**Set task**
Below are the entries; state how many of their lines contain the string "text", and nothing more.
-- START --
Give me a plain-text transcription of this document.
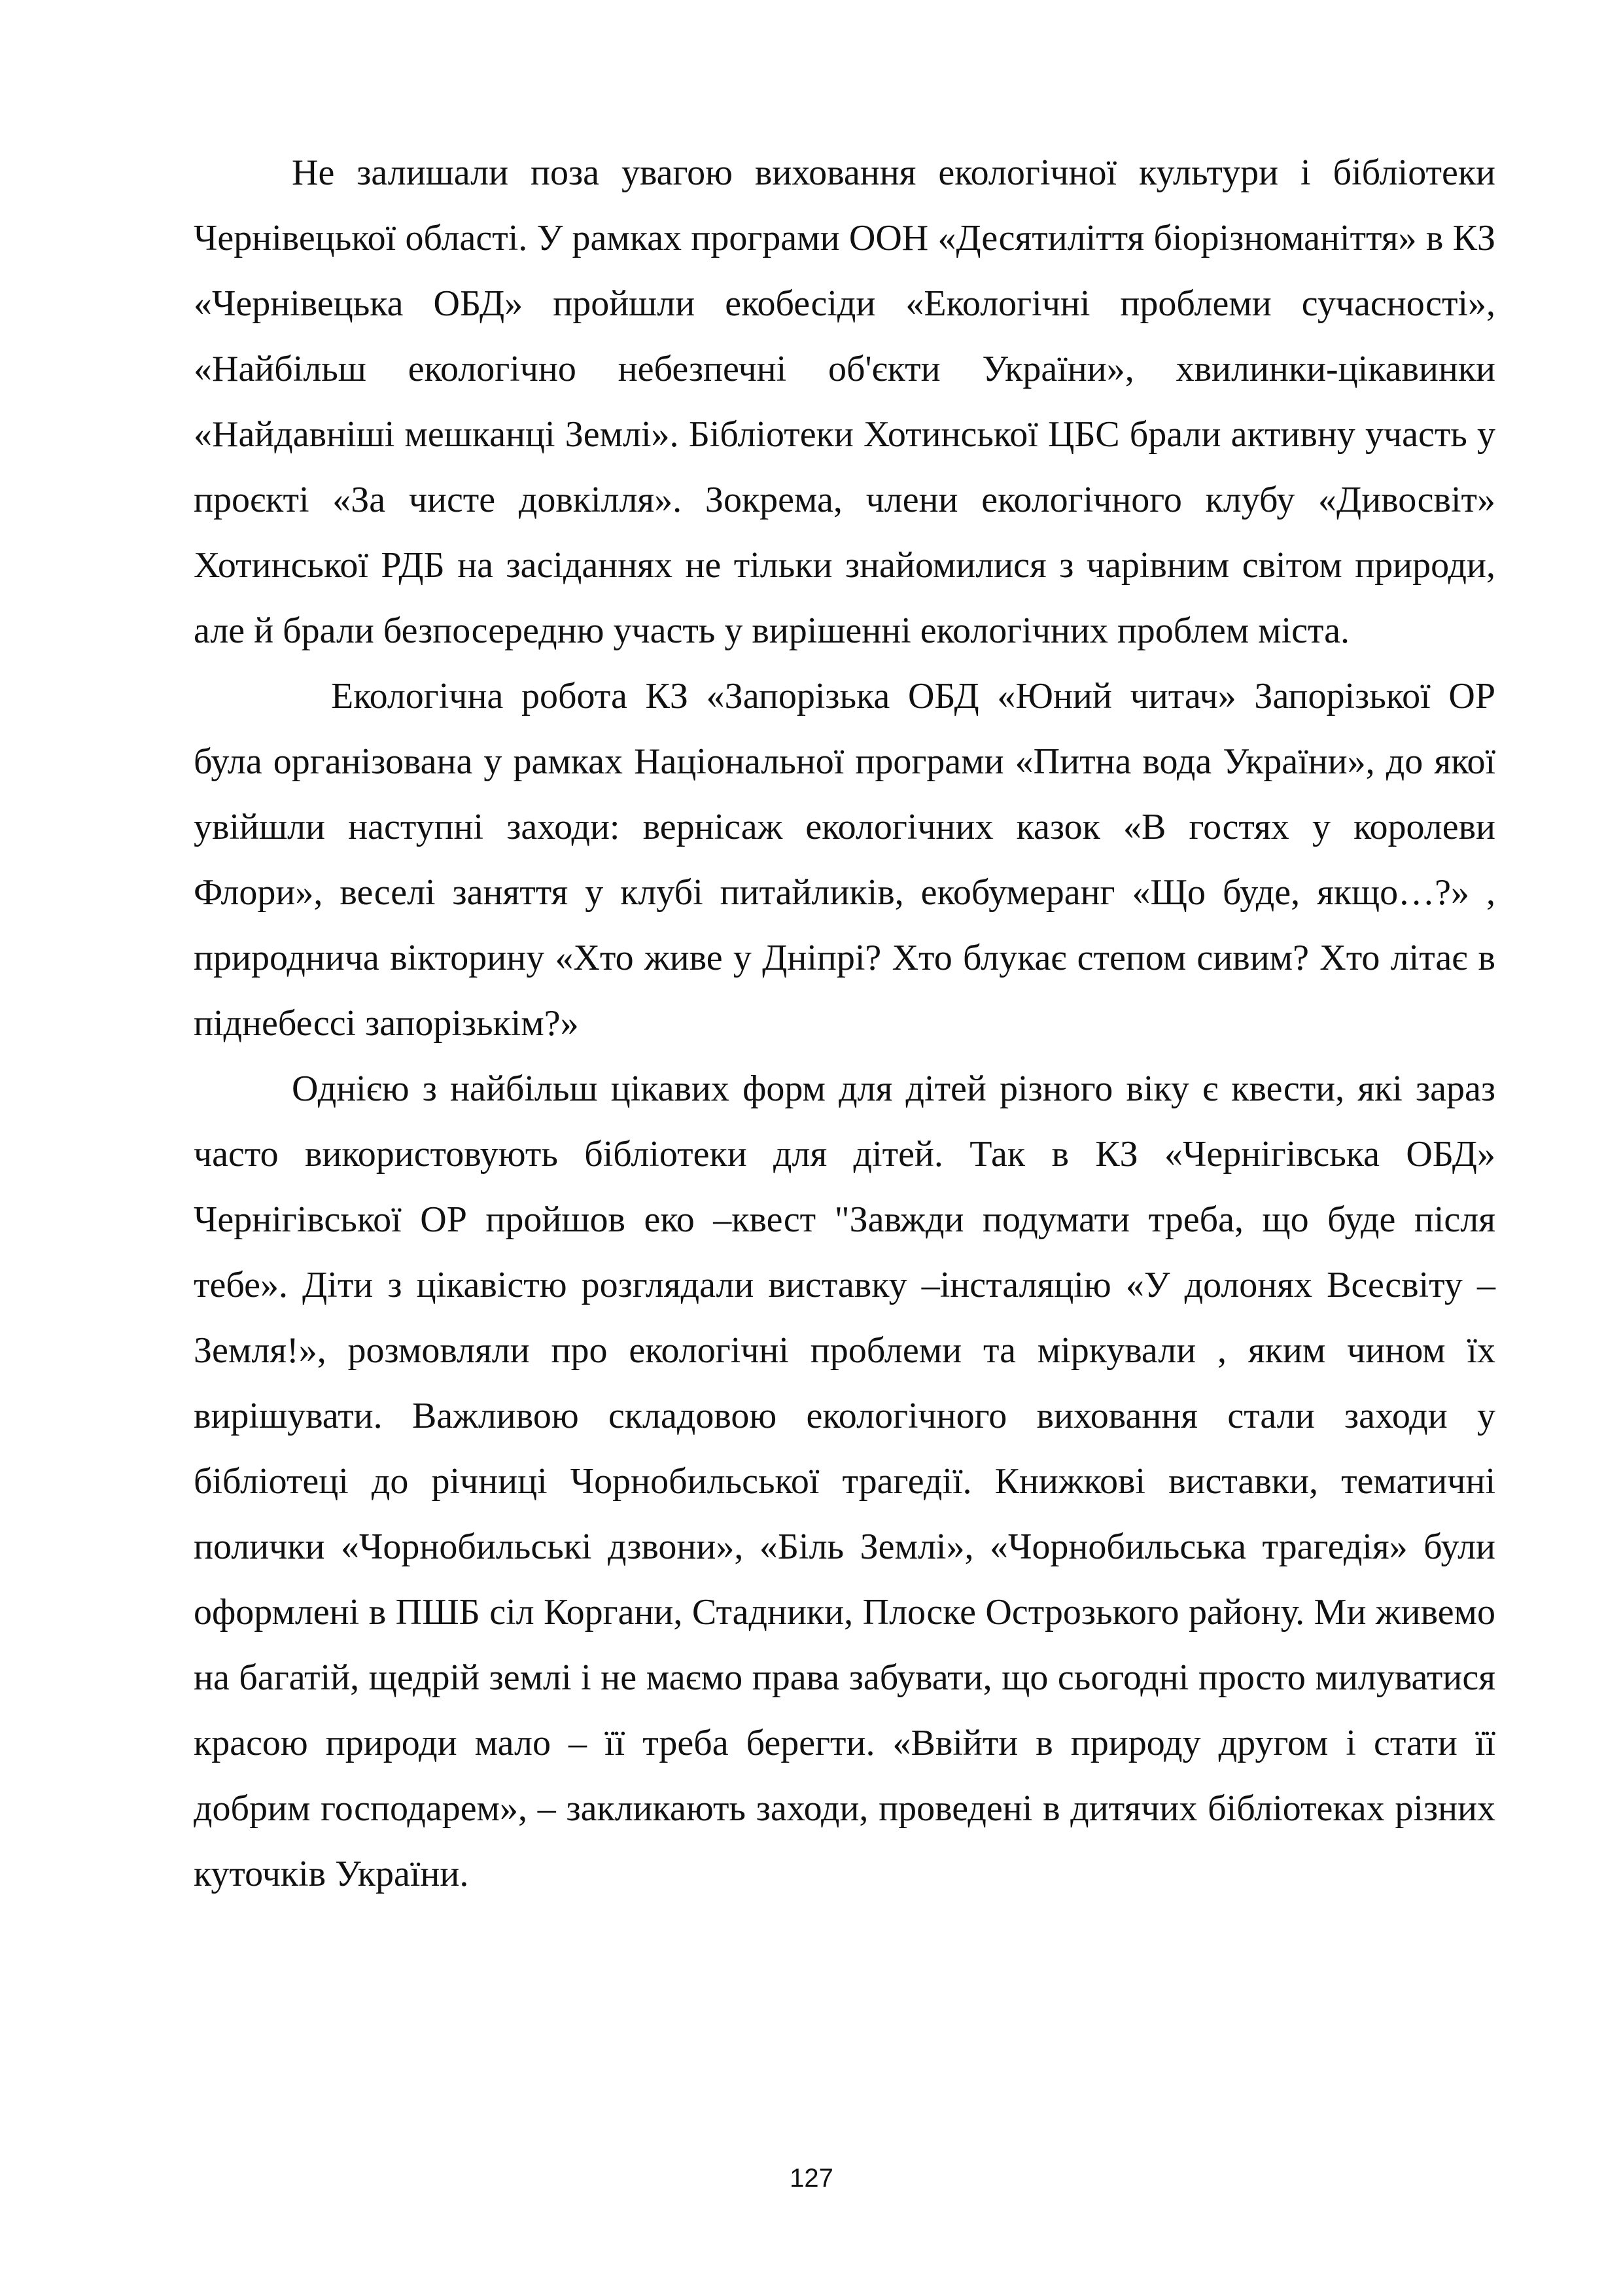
Не залишали поза увагою виховання екологічної культури і бібліотеки Чернівецької області. У рамках програми ООН «Десятиліття біорізноманіття» в КЗ «Чернівецька ОБД» пройшли екобесіди «Екологічні проблеми сучасності», «Найбільш екологічно небезпечні об'єкти України», хвилинки-цікавинки «Найдавніші мешканці Землі». Бібліотеки Хотинської ЦБС брали активну участь у проєкті «За чисте довкілля». Зокрема, члени екологічного клубу «Дивосвіт» Хотинської РДБ на засіданнях не тільки знайомилися з чарівним світом природи, але й брали безпосередню участь у вирішенні екологічних проблем міста.

Екологічна робота КЗ «Запорізька ОБД «Юний читач» Запорізької ОР була організована у рамках Національної програми «Питна вода України», до якої увійшли наступні заходи: вернісаж екологічних казок «В гостях у королеви Флори», веселі заняття у клубі питайликів, екобумеранг «Що буде, якщо…?» , природнича вікторину «Хто живе у Дніпрі? Хто блукає степом сивим? Хто літає в піднебессі запорізькім?»

Однією з найбільш цікавих форм для дітей різного віку є квести, які зараз часто використовують бібліотеки для дітей. Так в КЗ «Чернігівська ОБД» Чернігівської ОР пройшов еко –квест "Завжди подумати треба, що буде після тебе». Діти з цікавістю розглядали виставку –інсталяцію «У долонях Всесвіту – Земля!», розмовляли про екологічні проблеми та міркували , яким чином їх вирішувати. Важливою складовою екологічного виховання стали заходи у бібліотеці до річниці Чорнобильської трагедії. Книжкові виставки, тематичні полички «Чорнобильські дзвони», «Біль Землі», «Чорнобильська трагедія» були оформлені в ПШБ сіл Коргани, Стадники, Плоске Острозького району. Ми живемо на багатій, щедрій землі і не маємо права забувати, що сьогодні просто милуватися красою природи мало – її треба берегти. «Ввійти в природу другом і стати її добрим господарем», – закликають заходи, проведені в дитячих бібліотеках різних куточків України.

127
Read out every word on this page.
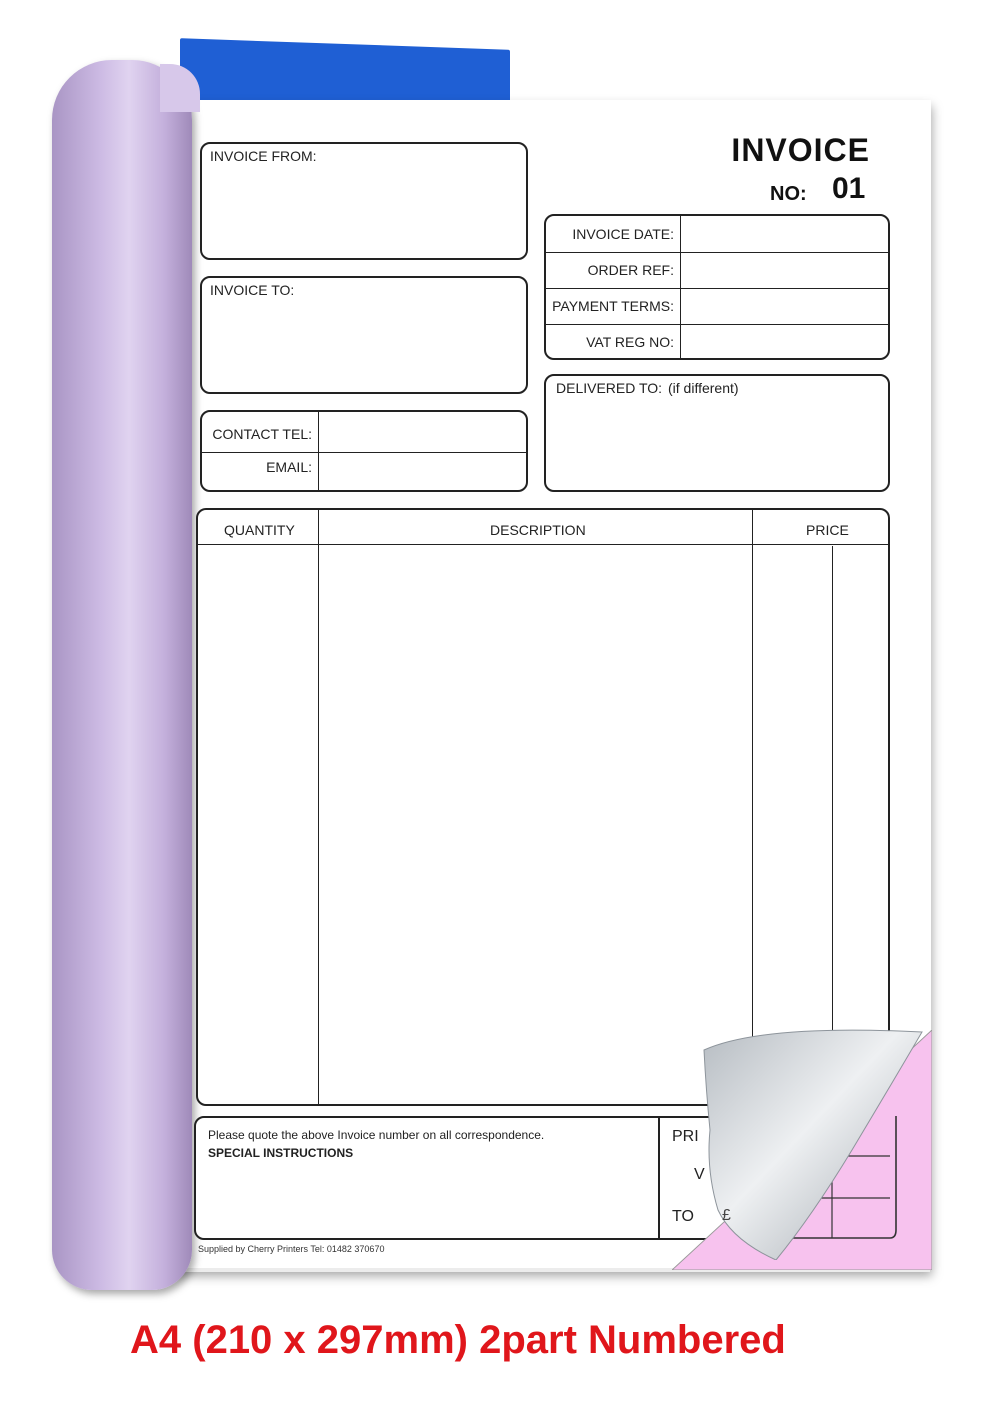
INVOICE
NO: 01
INVOICE FROM:
INVOICE TO:
CONTACT TEL:
EMAIL:
INVOICE DATE:
ORDER REF:
PAYMENT TERMS:
VAT REG NO:
DELIVERED TO: (if different)
QUANTITY	DESCRIPTION	PRICE
Please quote the above Invoice number on all correspondence.
SPECIAL INSTRUCTIONS
PRI
V
TO
Supplied by Cherry Printers Tel: 01482 370670
£
A4 (210 x 297mm) 2part Numbered
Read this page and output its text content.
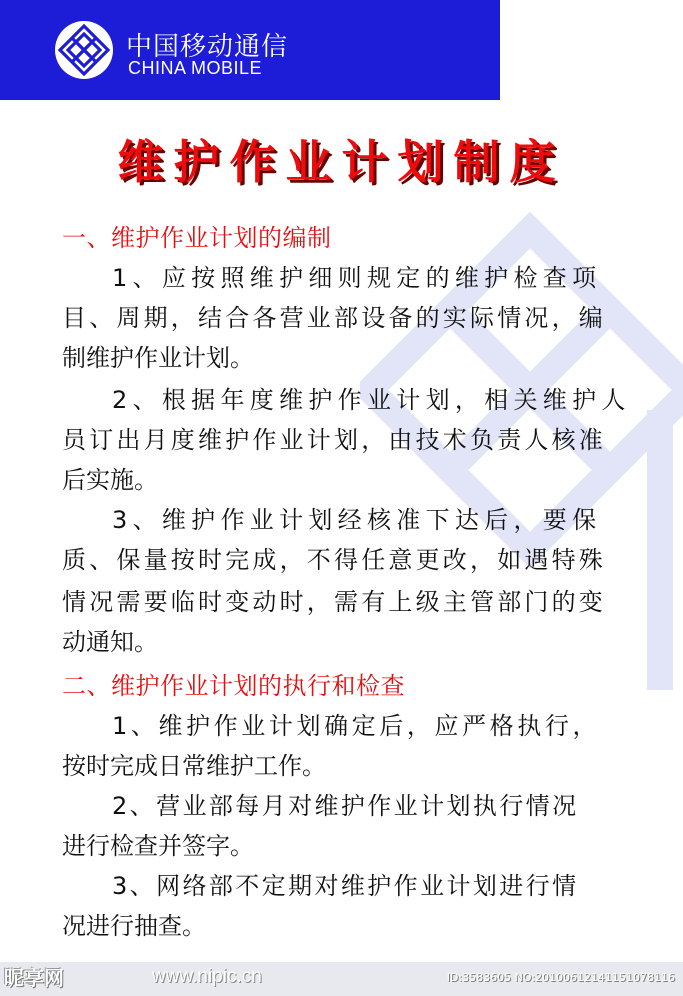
中国移动通信
CHINA MOBILE
维护作业计划制度
一、维护作业计划的编制
1、应按照维护细则规定的维护检查项
目、周期，结合各营业部设备的实际情况，编
制维护作业计划。
2、根据年度维护作业计划，相关维护人
员订出月度维护作业计划，由技术负责人核准
后实施。
3、维护作业计划经核准下达后，要保
质、保量按时完成，不得任意更改，如遇特殊
情况需要临时变动时，需有上级主管部门的变
动通知。
二、维护作业计划的执行和检查
1、维护作业计划确定后，应严格执行，
按时完成日常维护工作。
2、营业部每月对维护作业计划执行情况
进行检查并签字。
3、网络部不定期对维护作业计划进行情
况进行抽查。
昵享网	www.nipic.cn	ID:3583605 NO:20100612141151078116
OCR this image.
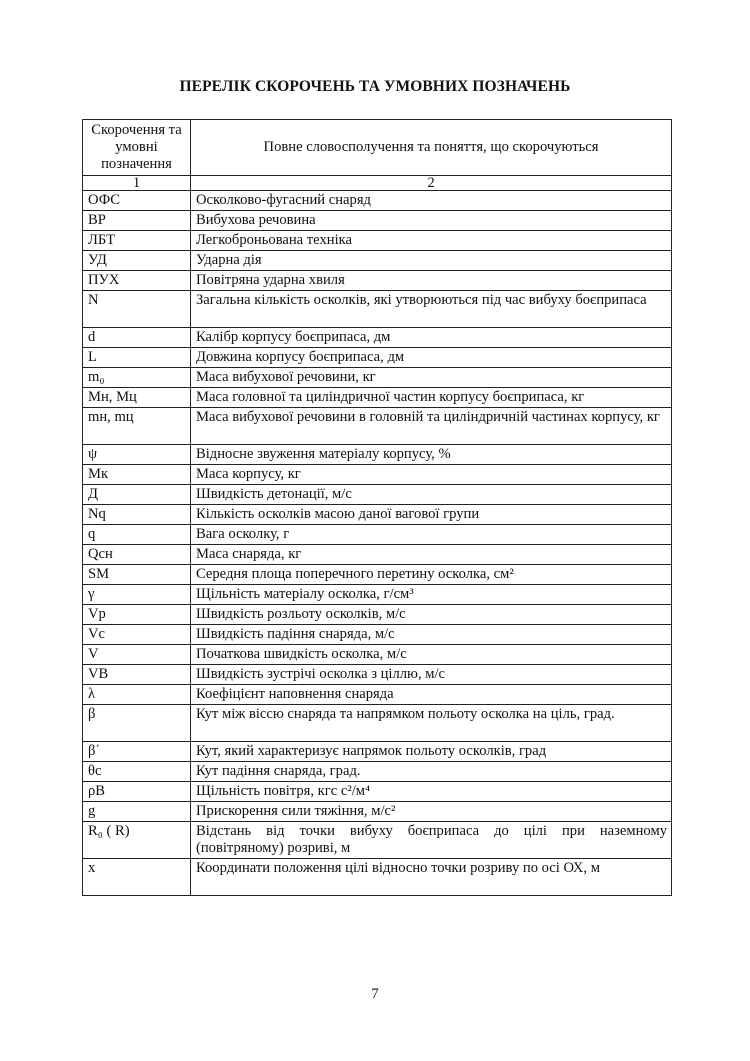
ПЕРЕЛІК СКОРОЧЕНЬ ТА УМОВНИХ ПОЗНАЧЕНЬ
Скорочення та умовні позначення	Повне словосполучення та поняття, що скорочуються
1	2
ОФС	Осколково-фугасний снаряд
ВР	Вибухова речовина
ЛБТ	Легкоброньована техніка
УД	Ударна дія
ПУХ	Повітряна ударна хвиля
N	Загальна кількість осколків, які утворюються під час вибуху боєприпаса
d	Калібр корпусу боєприпаса, дм
L	Довжина корпусу боєприпаса, дм
m₀	Маса вибухової речовини, кг
Мн, Мц	Маса головної та циліндричної частин корпусу боєприпаса, кг
mн, mц	Маса вибухової речовини в головній та циліндричній частинах корпусу, кг
ψ	Відносне звуження матеріалу корпусу, %
Мк	Маса корпусу, кг
Д	Швидкість детонації, м/с
Nq	Кількість осколків масою даної вагової групи
q	Вага осколку, г
Qсн	Маса снаряда, кг
SM	Середня площа поперечного перетину осколка, см²
γ	Щільність матеріалу осколка, г/см³
Vр	Швидкість розльоту осколків, м/с
Vс	Швидкість падіння снаряда, м/с
V	Початкова швидкість осколка, м/с
VВ	Швидкість зустрічі осколка з ціллю, м/с
λ	Коефіцієнт наповнення снаряда
β	Кут між віссю снаряда та напрямком польоту осколка на ціль, град.
β΄	Кут, який характеризує напрямок польоту осколків, град
θс	Кут падіння снаряда, град.
ρВ	Щільність повітря, кгс с²/м⁴
g	Прискорення сили тяжіння, м/с²
R₀ ( R)	Відстань від точки вибуху боєприпаса до цілі при наземному (повітряному) розриві, м
x	Координати положення цілі відносно точки розриву по осі ОХ, м
7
-- END --
**Solution**
2